## WRITTEN PROBLEM
Identify all lines of the data containing the string "โรงเร" and copy them.

Dataset entries:
((

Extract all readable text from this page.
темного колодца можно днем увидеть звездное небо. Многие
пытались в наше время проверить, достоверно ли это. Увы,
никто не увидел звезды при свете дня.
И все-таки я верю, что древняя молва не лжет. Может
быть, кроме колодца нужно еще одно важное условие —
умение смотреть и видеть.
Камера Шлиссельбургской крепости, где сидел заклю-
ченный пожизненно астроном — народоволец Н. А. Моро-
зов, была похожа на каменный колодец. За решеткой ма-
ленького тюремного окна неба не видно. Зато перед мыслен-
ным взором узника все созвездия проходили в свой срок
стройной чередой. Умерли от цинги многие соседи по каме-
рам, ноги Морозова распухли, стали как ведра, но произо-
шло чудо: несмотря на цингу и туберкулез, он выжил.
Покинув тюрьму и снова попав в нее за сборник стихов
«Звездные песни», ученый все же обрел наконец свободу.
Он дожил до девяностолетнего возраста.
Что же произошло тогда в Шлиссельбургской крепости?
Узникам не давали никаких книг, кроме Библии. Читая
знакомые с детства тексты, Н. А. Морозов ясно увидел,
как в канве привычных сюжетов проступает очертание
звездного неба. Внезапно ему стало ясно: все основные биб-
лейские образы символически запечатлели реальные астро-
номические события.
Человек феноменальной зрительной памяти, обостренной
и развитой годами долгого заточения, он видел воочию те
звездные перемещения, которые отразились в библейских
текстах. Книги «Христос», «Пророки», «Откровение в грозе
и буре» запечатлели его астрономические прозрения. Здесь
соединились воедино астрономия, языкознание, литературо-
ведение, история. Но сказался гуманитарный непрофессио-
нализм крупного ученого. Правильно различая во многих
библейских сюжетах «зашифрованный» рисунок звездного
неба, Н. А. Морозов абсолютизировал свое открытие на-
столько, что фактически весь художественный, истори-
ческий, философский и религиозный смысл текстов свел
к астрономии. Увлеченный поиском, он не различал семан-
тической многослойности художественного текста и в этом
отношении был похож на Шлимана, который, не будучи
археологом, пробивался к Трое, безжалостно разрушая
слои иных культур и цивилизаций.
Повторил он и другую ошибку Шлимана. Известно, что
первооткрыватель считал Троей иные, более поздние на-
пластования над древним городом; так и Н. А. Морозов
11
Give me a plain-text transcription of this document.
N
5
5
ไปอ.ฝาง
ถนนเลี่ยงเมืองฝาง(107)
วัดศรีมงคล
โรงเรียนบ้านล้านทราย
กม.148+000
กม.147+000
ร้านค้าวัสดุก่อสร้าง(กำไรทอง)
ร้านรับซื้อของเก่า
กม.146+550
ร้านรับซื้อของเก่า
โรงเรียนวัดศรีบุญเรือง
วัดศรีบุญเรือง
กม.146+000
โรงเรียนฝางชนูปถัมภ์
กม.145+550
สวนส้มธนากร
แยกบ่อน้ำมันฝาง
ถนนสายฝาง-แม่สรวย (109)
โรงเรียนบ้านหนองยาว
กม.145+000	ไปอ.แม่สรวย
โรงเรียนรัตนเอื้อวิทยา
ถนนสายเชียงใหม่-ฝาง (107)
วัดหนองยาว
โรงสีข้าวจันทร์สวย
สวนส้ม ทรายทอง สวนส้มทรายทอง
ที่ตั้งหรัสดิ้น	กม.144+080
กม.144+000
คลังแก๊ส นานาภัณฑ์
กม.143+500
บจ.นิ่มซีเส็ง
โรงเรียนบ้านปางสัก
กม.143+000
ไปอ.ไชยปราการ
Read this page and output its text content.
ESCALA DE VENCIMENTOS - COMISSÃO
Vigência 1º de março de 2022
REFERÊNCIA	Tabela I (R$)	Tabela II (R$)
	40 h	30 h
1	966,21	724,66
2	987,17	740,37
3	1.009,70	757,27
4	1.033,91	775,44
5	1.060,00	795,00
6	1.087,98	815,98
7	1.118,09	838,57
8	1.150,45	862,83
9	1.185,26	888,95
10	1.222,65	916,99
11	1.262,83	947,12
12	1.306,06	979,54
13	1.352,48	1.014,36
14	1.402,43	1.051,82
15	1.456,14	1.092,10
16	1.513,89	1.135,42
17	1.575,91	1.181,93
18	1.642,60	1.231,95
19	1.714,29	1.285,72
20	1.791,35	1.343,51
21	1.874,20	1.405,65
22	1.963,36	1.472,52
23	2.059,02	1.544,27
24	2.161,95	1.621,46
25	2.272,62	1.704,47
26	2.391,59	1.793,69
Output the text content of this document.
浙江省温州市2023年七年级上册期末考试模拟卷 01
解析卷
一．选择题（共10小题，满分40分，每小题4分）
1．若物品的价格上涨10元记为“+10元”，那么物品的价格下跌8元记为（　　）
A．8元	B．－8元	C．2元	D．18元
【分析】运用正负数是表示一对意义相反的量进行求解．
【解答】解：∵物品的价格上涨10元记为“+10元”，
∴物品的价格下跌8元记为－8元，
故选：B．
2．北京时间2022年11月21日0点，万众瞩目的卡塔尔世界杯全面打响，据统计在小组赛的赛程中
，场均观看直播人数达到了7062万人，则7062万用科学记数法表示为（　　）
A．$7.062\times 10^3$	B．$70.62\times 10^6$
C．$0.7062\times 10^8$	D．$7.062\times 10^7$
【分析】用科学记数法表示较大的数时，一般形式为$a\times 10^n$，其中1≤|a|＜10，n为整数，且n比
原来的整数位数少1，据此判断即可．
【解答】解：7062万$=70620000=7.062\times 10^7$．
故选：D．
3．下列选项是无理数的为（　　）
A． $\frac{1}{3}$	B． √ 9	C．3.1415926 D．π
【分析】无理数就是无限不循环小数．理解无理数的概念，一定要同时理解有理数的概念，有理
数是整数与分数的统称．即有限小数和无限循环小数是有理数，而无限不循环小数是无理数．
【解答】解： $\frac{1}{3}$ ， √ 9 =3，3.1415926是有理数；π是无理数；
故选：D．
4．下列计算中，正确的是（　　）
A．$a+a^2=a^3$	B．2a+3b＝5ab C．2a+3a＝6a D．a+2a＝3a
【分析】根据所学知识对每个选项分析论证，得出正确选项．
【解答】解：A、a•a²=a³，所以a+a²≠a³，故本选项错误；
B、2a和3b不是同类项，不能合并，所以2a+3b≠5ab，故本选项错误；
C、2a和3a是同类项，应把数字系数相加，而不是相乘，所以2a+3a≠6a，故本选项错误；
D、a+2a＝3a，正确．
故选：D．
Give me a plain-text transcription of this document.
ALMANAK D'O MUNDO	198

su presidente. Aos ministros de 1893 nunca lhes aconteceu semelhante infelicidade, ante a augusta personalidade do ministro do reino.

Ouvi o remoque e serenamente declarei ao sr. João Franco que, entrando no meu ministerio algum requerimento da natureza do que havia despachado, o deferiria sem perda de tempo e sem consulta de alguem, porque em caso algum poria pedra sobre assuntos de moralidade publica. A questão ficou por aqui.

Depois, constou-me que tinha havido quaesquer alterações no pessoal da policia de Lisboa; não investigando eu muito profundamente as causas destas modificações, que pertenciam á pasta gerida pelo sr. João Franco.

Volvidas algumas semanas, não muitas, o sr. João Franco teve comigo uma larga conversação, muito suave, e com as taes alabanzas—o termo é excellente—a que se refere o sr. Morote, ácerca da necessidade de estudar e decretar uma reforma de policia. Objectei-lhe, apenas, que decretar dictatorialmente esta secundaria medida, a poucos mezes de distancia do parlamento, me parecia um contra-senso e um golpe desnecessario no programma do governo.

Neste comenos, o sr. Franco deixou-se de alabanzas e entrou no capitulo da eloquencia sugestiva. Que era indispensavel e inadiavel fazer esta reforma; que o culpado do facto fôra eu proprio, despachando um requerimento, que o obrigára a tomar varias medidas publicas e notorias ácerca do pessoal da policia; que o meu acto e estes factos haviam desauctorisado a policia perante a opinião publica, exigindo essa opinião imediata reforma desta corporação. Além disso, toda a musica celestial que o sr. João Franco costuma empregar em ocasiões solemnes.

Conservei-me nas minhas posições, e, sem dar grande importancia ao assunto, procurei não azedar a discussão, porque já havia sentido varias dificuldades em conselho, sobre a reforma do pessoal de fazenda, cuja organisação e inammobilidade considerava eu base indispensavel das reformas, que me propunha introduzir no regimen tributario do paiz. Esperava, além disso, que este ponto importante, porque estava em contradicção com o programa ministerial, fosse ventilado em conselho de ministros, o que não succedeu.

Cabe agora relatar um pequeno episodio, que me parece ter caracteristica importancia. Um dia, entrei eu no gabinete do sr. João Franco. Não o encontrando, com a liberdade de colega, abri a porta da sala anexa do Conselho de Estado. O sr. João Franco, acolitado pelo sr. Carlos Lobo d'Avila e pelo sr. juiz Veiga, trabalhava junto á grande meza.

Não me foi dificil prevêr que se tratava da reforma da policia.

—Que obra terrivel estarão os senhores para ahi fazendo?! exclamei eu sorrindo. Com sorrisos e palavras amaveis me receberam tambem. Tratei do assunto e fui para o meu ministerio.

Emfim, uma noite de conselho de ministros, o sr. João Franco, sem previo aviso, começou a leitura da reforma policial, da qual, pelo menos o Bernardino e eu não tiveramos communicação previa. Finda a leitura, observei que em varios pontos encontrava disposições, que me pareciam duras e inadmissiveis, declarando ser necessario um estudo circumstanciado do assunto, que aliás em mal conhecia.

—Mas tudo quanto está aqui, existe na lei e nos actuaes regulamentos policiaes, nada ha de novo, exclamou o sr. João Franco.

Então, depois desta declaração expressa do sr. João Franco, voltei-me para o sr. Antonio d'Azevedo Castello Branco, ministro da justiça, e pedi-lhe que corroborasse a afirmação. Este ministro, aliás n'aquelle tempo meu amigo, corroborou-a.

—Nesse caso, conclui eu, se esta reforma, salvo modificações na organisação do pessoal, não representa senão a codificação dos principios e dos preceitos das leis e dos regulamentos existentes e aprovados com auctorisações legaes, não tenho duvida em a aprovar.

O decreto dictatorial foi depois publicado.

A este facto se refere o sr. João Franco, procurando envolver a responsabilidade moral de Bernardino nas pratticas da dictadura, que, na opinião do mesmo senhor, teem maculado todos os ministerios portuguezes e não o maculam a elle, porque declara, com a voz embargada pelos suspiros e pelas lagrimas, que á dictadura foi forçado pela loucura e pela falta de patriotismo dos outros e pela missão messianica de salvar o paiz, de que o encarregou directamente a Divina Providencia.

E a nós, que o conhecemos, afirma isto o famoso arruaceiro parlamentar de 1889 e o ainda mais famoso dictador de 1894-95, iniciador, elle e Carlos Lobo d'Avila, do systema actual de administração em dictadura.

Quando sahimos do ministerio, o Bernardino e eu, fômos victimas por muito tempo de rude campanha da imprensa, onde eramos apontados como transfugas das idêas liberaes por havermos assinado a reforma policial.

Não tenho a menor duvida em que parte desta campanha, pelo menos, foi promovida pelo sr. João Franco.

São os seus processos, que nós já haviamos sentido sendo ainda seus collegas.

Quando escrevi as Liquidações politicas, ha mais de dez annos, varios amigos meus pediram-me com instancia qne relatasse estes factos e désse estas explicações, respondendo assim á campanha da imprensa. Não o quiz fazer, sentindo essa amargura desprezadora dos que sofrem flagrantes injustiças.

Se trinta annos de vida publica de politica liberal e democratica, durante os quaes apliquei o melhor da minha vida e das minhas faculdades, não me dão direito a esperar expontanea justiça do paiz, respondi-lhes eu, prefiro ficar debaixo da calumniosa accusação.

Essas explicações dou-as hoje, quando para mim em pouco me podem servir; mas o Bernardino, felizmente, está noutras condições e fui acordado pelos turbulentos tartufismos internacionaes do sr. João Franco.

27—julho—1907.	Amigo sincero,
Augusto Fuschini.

))

## RESULT OF THIS TASK
โรงเรียนบ้านล้านทราย
โรงเรียนวัดศรีบุญเรือง
โรงเรียนฝางชนูปถัมภ์
โรงเรียนบ้านหนองยาว
โรงเรียนรัตนเอื้อวิทยา
โรงเรียนบ้านปางสัก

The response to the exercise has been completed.